EXERCISE DETAILS
Without the pictures, can you quote each line below exactly?

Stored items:
▼

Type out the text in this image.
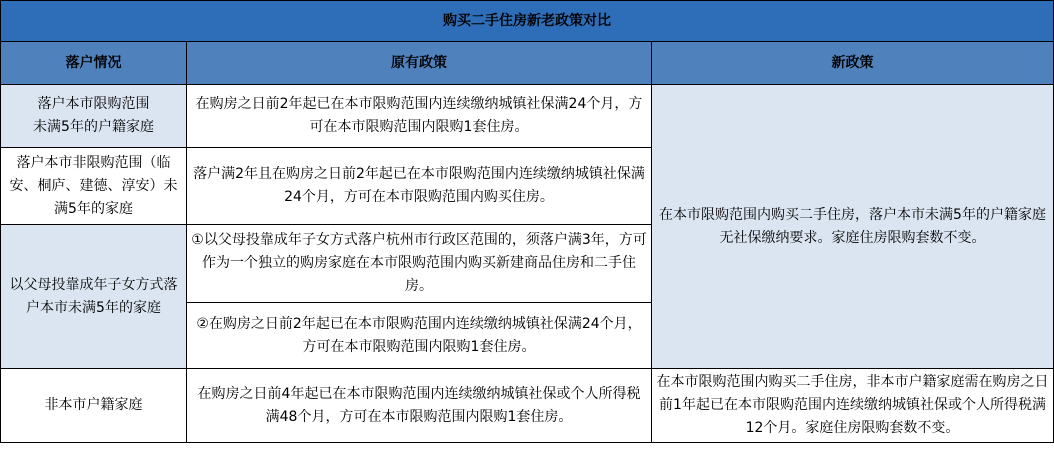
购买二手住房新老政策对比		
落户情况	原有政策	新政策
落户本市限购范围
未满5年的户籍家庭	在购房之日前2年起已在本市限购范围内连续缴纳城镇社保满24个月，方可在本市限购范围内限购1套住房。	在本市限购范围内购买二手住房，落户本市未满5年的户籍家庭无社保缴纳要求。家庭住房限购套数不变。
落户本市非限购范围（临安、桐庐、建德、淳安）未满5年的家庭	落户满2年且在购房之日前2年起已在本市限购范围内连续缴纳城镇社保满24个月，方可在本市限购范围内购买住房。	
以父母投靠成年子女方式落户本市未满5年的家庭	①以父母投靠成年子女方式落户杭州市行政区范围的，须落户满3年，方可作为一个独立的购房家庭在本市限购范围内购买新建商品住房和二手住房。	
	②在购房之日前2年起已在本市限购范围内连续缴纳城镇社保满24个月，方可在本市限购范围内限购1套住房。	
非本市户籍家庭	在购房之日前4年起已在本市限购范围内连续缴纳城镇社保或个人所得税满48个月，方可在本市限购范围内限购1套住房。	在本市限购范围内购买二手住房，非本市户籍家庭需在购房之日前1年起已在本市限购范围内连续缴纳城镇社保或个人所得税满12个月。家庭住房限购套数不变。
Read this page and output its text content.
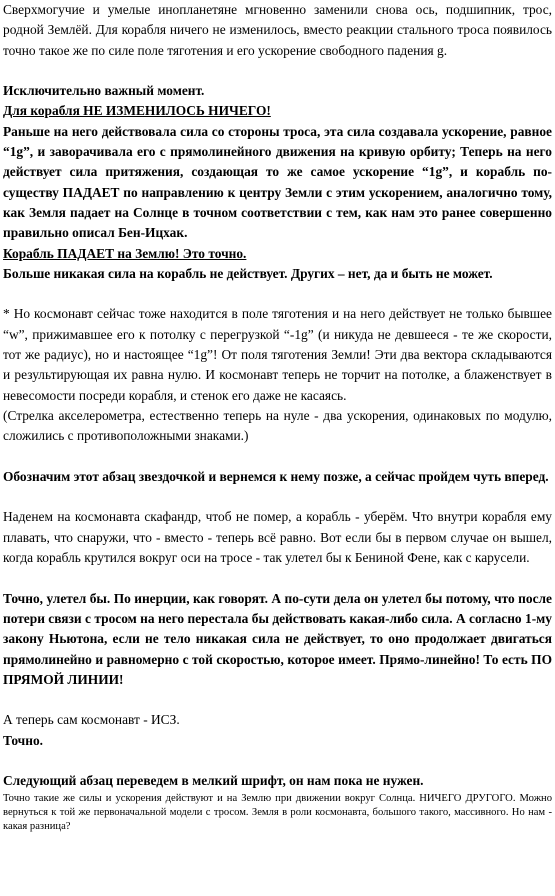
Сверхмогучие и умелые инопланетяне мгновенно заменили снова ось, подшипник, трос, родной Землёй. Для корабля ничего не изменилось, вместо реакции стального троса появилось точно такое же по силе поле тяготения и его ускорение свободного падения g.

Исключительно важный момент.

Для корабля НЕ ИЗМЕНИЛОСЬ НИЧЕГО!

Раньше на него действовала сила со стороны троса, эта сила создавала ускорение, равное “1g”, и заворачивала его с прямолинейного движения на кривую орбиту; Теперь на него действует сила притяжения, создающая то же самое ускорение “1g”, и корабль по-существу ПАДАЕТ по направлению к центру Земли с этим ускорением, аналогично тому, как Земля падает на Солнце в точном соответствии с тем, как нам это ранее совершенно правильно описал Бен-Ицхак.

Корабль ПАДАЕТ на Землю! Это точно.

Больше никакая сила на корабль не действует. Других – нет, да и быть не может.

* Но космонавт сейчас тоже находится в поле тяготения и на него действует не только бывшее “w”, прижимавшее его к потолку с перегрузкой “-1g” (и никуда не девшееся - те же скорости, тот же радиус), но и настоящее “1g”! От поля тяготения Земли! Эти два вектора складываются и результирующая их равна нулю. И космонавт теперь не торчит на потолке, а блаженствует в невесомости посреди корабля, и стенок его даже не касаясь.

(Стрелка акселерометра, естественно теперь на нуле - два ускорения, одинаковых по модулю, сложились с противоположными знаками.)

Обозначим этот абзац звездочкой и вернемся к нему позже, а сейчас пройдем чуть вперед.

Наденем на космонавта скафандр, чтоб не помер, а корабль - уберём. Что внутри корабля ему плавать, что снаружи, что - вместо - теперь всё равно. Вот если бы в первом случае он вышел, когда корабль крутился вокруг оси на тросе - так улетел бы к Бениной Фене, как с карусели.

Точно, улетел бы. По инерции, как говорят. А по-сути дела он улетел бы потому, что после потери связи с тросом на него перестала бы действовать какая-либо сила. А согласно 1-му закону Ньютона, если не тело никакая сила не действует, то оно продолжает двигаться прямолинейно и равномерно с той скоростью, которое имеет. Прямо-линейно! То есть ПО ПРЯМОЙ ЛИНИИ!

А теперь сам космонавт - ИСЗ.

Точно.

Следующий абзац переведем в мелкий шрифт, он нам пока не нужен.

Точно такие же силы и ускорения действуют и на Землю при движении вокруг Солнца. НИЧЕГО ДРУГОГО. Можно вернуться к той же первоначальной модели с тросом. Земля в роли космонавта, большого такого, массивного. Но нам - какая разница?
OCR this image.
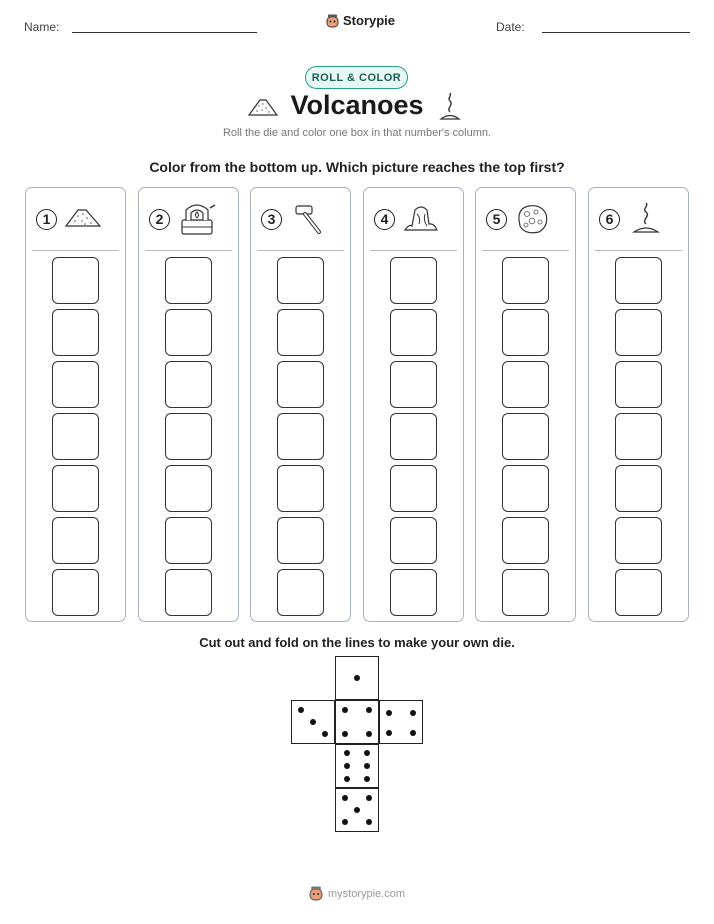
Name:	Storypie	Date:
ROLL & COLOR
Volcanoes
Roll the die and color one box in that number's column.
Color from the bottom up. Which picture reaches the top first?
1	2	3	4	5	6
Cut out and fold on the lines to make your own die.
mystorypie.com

▲

ANSWER FOR THE TASK
Type out the text in this image.
购买二手住房新老政策对比		
落户情况	原有政策	新政策
落户本市限购范围
未满5年的户籍家庭	在购房之日前2年起已在本市限购范围内连续缴纳城镇社保满24个月，方可在本市限购范围内限购1套住房。	在本市限购范围内购买二手住房，落户本市未满5年的户籍家庭无社保缴纳要求。家庭住房限购套数不变。
落户本市非限购范围（临安、桐庐、建德、淳安）未满5年的家庭	落户满2年且在购房之日前2年起已在本市限购范围内连续缴纳城镇社保满24个月，方可在本市限购范围内购买住房。	
以父母投靠成年子女方式落户本市未满5年的家庭	①以父母投靠成年子女方式落户杭州市行政区范围的，须落户满3年，方可作为一个独立的购房家庭在本市限购范围内购买新建商品住房和二手住房。	
	②在购房之日前2年起已在本市限购范围内连续缴纳城镇社保满24个月，方可在本市限购范围内限购1套住房。	
非本市户籍家庭	在购房之日前4年起已在本市限购范围内连续缴纳城镇社保或个人所得税满48个月，方可在本市限购范围内限购1套住房。	在本市限购范围内购买二手住房，非本市户籍家庭需在购房之日前1年起已在本市限购范围内连续缴纳城镇社保或个人所得税满12个月。家庭住房限购套数不变。
Read this page and output its text content.
Сверхмогучие и умелые инопланетяне мгновенно заменили снова ось, подшипник, трос, родной Землёй. Для корабля ничего не изменилось, вместо реакции стального троса появилось точно такое же по силе поле тяготения и его ускорение свободного падения g.

Исключительно важный момент.

Для корабля НЕ ИЗМЕНИЛОСЬ НИЧЕГО!

Раньше на него действовала сила со стороны троса, эта сила создавала ускорение, равное “1g”, и заворачивала его с прямолинейного движения на кривую орбиту; Теперь на него действует сила притяжения, создающая то же самое ускорение “1g”, и корабль по-существу ПАДАЕТ по направлению к центру Земли с этим ускорением, аналогично тому, как Земля падает на Солнце в точном соответствии с тем, как нам это ранее совершенно правильно описал Бен-Ицхак.

Корабль ПАДАЕТ на Землю! Это точно.

Больше никакая сила на корабль не действует. Других – нет, да и быть не может.

* Но космонавт сейчас тоже находится в поле тяготения и на него действует не только бывшее “w”, прижимавшее его к потолку с перегрузкой “-1g” (и никуда не девшееся - те же скорости, тот же радиус), но и настоящее “1g”! От поля тяготения Земли! Эти два вектора складываются и результирующая их равна нулю. И космонавт теперь не торчит на потолке, а блаженствует в невесомости посреди корабля, и стенок его даже не касаясь.

(Стрелка акселерометра, естественно теперь на нуле - два ускорения, одинаковых по модулю, сложились с противоположными знаками.)

Обозначим этот абзац звездочкой и вернемся к нему позже, а сейчас пройдем чуть вперед.

Наденем на космонавта скафандр, чтоб не помер, а корабль - уберём. Что внутри корабля ему плавать, что снаружи, что - вместо - теперь всё равно. Вот если бы в первом случае он вышел, когда корабль крутился вокруг оси на тросе - так улетел бы к Бениной Фене, как с карусели.

Точно, улетел бы. По инерции, как говорят. А по-сути дела он улетел бы потому, что после потери связи с тросом на него перестала бы действовать какая-либо сила. А согласно 1-му закону Ньютона, если не тело никакая сила не действует, то оно продолжает двигаться прямолинейно и равномерно с той скоростью, которое имеет. Прямо-линейно! То есть ПО ПРЯМОЙ ЛИНИИ!

А теперь сам космонавт - ИСЗ.

Точно.

Следующий абзац переведем в мелкий шрифт, он нам пока не нужен.

Точно такие же силы и ускорения действуют и на Землю при движении вокруг Солнца. НИЧЕГО ДРУГОГО. Можно вернуться к той же первоначальной модели с тросом. Земля в роли космонавта, большого такого, массивного. Но нам - какая разница?
OCR this image.
Name:	Storypie	Date:
ROLL & COLOR
Volcanoes
Roll the die and color one box in that number's column.
Color from the bottom up. Which picture reaches the top first?
1	2	3	4	5	6
Cut out and fold on the lines to make your own die.
mystorypie.com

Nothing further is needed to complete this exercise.